## Written exercise:
Copy all lines in which the word "years" can be found.
>> begin Recorded information
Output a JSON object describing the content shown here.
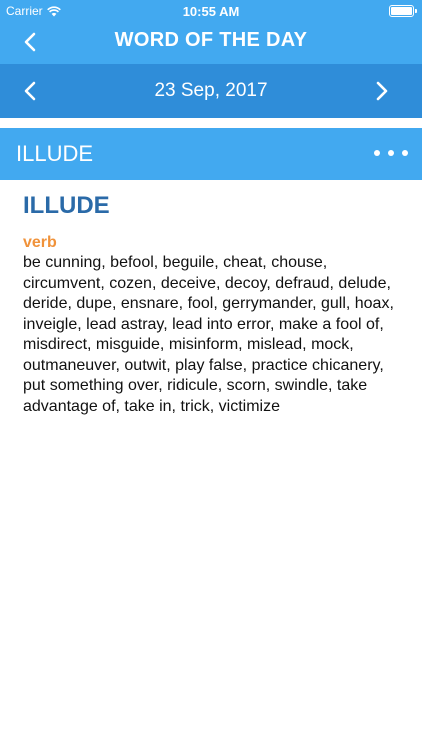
{
  "status_bar": {
    "carrier": "Carrier",
    "time": "10:55 AM",
    "icons": [
      "wifi-icon",
      "battery-icon"
    ]
  },
  "nav": {
    "title": "WORD OF THE DAY",
    "back_icon": "chevron-left-icon"
  },
  "date_nav": {
    "date": "23 Sep, 2017",
    "prev_icon": "chevron-left-icon",
    "next_icon": "chevron-right-icon"
  },
  "word_bar": {
    "title": "ILLUDE",
    "more_icon": "more-dots-icon"
  },
  "entry": {
    "headword": "ILLUDE",
    "part_of_speech": "verb",
    "definition": "be cunning, befool, beguile, cheat, chouse, circumvent, cozen, deceive, decoy, defraud, delude, deride, dupe, ensnare, fool, gerrymander, gull, hoax, inveigle, lead astray, lead into error, make a fool of, misdirect, misguide, misinform, mislead, mock, outmaneuver, outwit, play false, practice chicanery, put something over, ridicule, scorn, swindle, take advantage of, take in, trick, victimize"
  },
  "colors": {
    "primary": "#42a9f0",
    "primary_dark": "#2f8dd9",
    "headword": "#2a6aa8",
    "part_of_speech": "#f0923a"
  }
}
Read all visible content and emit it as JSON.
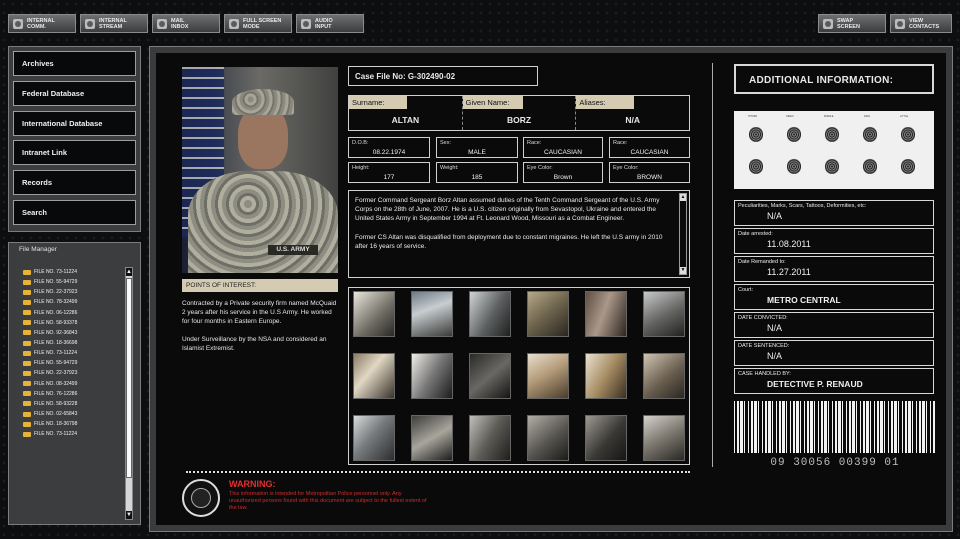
{
  "toolbar": {
    "internal_comm": [
      "INTERNAL",
      "COMM."
    ],
    "internal_stream": [
      "INTERNAL",
      "STREAM"
    ],
    "mail_inbox": [
      "MAIL",
      "INBOX"
    ],
    "full_screen": [
      "FULL SCREEN",
      "MODE"
    ],
    "audio_input": [
      "AUDIO",
      "INPUT"
    ],
    "swap_screen": [
      "SWAP",
      "SCREEN"
    ],
    "view_contacts": [
      "VIEW",
      "CONTACTS"
    ]
  },
  "nav": {
    "items": [
      "Archives",
      "Federal Database",
      "International Database",
      "Intranet Link",
      "Records",
      "Search"
    ]
  },
  "file_manager": {
    "title": "File Manager",
    "files": [
      "FILE NO. 73-11224",
      "FILE NO. 55-94729",
      "FILE NO. 22-37923",
      "FILE NO. 78-32499",
      "FILE NO. 06-12286",
      "FILE NO. 58-93378",
      "FILE NO. 92-36843",
      "FILE NO. 18-36698",
      "FILE NO. 73-11224",
      "FILE NO. 55-94729",
      "FILE NO. 22-37923",
      "FILE NO. 08-32499",
      "FILE NO. 76-12286",
      "FILE NO. 58-93228",
      "FILE NO. 02-65843",
      "FILE NO. 18-36798",
      "FILE NO. 73-11224"
    ]
  },
  "profile": {
    "photo_tag": "U.S. ARMY",
    "case_file": "Case File No: G-302490-02",
    "surname_label": "Surname:",
    "surname": "ALTAN",
    "given_label": "Given Name:",
    "given": "BORZ",
    "aliases_label": "Aliases:",
    "aliases": "N/A",
    "dob_label": "D.O.B:",
    "dob": "08.22.1974",
    "sex_label": "Sex:",
    "sex": "MALE",
    "race1_label": "Race:",
    "race1": "CAUCASIAN",
    "race2_label": "Race:",
    "race2": "CAUCASIAN",
    "height_label": "Height:",
    "height": "177",
    "weight_label": "Weight:",
    "weight": "185",
    "eye1_label": "Eye Color:",
    "eye1": "Brown",
    "eye2_label": "Eye Color:",
    "eye2": "BROWN",
    "bio_p1": "Former Command Sergeant Borz Altan assumed duties of the Tenth Command Sergeant of the U.S. Army Corps on the 28th of June, 2007.  He is a U.S. citizen originally from Sevastopol, Ukraine and entered the United States Army in September 1994 at Ft. Leonard Wood, Missouri as a Combat Engineer.",
    "bio_p2": "Former CS Altan was disqualified from deployment due to constant migraines.  He left the U.S army in 2010 after 16 years of service.",
    "poi_label": "POINTS OF INTEREST:",
    "poi_p1": "Contracted by a Private security firm named McQuaid 2 years after his service in the U.S Army.  He worked for four months in Eastern Europe.",
    "poi_p2": "Under Surveillance by the NSA and considered an Islamist Extremist."
  },
  "warning": {
    "title": "WARNING:",
    "text": "This information is intended for Metropolitan Police personnel only. Any unauthorized persons found with this document are subject to the fullest extent of the law."
  },
  "additional": {
    "title": "ADDITIONAL INFORMATION:",
    "fingerprint_headers": [
      "THUMB",
      "INDEX",
      "MIDDLE",
      "RING",
      "LITTLE"
    ],
    "peculiarities_label": "Peculiarities, Marks, Scars, Tattoos, Deformities, etc:",
    "peculiarities": "N/A",
    "arrested_label": "Date arrested:",
    "arrested": "11.08.2011",
    "remanded_label": "Date Remanded to:",
    "remanded": "11.27.2011",
    "court_label": "Court:",
    "court": "METRO CENTRAL",
    "convicted_label": "DATE CONVICTED:",
    "convicted": "N/A",
    "sentenced_label": "DATE SENTENCED:",
    "sentenced": "N/A",
    "handled_label": "CASE HANDLED BY:",
    "handled": "DETECTIVE P. RENAUD",
    "barcode_number": "09  30056  00399  01"
  },
  "colors": {
    "label_tan": "#d5cbb2",
    "warning_red": "#e03030",
    "folder_yellow": "#e6b23a"
  }
}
>> end Recorded information
## Complete response:
    "bio_p2": "Former CS Altan was disqualified from deployment due to constant migraines.  He left the U.S army in 2010 after 16 years of service.",
    "poi_p1": "Contracted by a Private security firm named McQuaid 2 years after his service in the U.S Army.  He worked for four months in Eastern Europe.",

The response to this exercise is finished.